- **Exercise instructions**: In the data, extract each line that holds the string "screenshot".

________________________________________

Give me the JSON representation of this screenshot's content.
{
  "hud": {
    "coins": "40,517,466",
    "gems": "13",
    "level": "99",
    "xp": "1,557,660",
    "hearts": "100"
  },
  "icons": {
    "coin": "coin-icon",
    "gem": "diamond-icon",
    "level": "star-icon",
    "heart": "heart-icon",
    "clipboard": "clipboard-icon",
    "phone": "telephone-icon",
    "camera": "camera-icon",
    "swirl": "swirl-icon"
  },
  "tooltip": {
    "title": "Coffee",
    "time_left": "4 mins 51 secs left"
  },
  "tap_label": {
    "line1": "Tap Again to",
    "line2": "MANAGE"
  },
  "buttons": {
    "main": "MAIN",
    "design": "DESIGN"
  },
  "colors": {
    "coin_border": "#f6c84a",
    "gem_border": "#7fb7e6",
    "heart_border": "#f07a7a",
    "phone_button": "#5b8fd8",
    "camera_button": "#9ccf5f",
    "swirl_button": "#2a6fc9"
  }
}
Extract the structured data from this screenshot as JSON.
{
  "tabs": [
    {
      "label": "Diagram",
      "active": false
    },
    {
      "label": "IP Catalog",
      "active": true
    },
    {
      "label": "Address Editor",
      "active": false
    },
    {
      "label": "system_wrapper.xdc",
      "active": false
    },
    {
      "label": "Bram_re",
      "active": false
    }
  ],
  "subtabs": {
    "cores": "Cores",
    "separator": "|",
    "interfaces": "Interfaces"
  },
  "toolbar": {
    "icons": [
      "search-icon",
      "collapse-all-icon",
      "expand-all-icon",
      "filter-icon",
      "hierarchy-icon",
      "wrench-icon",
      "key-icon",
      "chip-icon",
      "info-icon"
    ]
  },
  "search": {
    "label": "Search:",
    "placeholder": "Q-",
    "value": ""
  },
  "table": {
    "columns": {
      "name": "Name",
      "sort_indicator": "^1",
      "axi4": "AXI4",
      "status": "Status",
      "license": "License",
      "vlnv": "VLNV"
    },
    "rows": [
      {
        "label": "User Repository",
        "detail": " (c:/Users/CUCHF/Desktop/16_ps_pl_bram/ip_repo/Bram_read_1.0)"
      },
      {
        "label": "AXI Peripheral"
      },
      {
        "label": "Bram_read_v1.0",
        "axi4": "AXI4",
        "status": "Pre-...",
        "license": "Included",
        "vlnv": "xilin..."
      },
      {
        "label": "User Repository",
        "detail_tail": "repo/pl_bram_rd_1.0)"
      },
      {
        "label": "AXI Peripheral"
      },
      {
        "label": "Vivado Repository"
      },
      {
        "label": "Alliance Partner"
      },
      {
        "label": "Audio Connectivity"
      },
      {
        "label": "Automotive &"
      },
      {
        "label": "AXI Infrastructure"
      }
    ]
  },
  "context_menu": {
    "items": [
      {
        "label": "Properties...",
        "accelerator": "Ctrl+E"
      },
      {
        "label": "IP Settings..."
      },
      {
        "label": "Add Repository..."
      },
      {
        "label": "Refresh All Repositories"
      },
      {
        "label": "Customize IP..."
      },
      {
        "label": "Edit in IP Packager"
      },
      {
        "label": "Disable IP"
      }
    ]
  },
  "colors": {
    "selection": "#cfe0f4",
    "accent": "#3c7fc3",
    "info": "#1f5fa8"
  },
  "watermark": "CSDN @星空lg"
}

________________________________________

- **Completed task**:
Give me the JSON representation of this screenshot's content.
Extract the structured data from this screenshot as JSON.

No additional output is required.